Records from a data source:
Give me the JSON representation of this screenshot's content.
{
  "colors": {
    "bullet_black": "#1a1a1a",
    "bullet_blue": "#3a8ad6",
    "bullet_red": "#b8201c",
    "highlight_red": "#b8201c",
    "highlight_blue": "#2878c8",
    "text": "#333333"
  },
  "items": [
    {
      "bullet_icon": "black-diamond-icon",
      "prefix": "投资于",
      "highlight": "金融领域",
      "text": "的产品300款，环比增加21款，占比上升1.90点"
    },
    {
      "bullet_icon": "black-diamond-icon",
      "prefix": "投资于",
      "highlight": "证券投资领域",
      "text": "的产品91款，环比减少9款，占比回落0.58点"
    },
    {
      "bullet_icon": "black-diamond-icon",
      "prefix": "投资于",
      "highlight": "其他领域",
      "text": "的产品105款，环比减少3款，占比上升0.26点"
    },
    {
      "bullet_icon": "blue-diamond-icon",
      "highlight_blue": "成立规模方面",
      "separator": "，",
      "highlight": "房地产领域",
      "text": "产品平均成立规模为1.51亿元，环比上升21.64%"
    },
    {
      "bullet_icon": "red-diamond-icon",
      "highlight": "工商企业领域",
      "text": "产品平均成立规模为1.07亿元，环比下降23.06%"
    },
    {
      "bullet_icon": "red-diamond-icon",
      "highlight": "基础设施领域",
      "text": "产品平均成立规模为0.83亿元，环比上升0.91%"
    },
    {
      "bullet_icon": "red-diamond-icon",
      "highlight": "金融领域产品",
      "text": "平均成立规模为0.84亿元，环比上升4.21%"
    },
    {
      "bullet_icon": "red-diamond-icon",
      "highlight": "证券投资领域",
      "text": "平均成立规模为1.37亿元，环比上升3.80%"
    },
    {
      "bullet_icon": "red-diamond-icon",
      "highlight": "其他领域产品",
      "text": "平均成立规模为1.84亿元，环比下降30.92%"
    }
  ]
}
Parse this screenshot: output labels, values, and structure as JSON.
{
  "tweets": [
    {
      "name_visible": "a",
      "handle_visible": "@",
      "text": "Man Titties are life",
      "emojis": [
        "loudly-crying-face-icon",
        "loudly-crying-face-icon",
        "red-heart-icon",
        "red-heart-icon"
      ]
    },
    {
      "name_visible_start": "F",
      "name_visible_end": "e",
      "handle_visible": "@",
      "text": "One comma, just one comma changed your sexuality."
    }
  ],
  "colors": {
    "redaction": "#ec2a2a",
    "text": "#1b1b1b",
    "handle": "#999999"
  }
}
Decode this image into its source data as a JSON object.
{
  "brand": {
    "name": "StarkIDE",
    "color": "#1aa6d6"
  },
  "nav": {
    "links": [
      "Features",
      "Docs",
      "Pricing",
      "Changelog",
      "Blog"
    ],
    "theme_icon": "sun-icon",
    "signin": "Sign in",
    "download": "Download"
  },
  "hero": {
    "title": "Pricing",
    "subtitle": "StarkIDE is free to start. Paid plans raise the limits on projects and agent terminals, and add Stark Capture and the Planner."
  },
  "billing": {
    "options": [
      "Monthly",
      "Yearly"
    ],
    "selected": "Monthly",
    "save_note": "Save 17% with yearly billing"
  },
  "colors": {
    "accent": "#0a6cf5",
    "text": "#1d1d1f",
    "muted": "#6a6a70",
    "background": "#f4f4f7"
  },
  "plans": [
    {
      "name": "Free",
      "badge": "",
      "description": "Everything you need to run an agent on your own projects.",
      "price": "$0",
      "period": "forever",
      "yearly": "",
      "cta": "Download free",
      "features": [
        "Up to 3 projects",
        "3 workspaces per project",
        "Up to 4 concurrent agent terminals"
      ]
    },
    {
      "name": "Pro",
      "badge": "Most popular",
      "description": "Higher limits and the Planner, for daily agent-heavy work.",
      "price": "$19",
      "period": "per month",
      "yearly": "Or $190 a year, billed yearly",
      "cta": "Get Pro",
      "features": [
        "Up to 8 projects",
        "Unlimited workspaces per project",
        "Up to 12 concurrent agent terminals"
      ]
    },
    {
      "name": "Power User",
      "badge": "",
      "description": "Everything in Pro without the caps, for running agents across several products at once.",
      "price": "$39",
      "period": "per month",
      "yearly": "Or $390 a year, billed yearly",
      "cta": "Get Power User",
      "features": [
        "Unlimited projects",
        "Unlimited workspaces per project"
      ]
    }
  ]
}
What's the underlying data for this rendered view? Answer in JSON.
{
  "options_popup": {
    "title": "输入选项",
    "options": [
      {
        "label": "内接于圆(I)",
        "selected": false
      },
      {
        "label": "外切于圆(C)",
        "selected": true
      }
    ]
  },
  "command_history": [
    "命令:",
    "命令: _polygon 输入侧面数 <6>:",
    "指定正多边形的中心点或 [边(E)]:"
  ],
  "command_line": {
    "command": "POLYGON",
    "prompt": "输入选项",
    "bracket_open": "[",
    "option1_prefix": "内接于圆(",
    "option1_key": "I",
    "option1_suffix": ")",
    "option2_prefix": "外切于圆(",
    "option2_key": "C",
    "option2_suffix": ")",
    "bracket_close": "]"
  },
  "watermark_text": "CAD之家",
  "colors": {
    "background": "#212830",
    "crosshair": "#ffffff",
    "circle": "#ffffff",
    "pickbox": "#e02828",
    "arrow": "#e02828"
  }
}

**What you will do**: From the listing above, pick out each line where the word "Everything" appears.

**Output of the task**:
      "description": "Everything you need to run an agent on your own projects.",
      "description": "Everything in Pro without the caps, for running agents across several products at once.",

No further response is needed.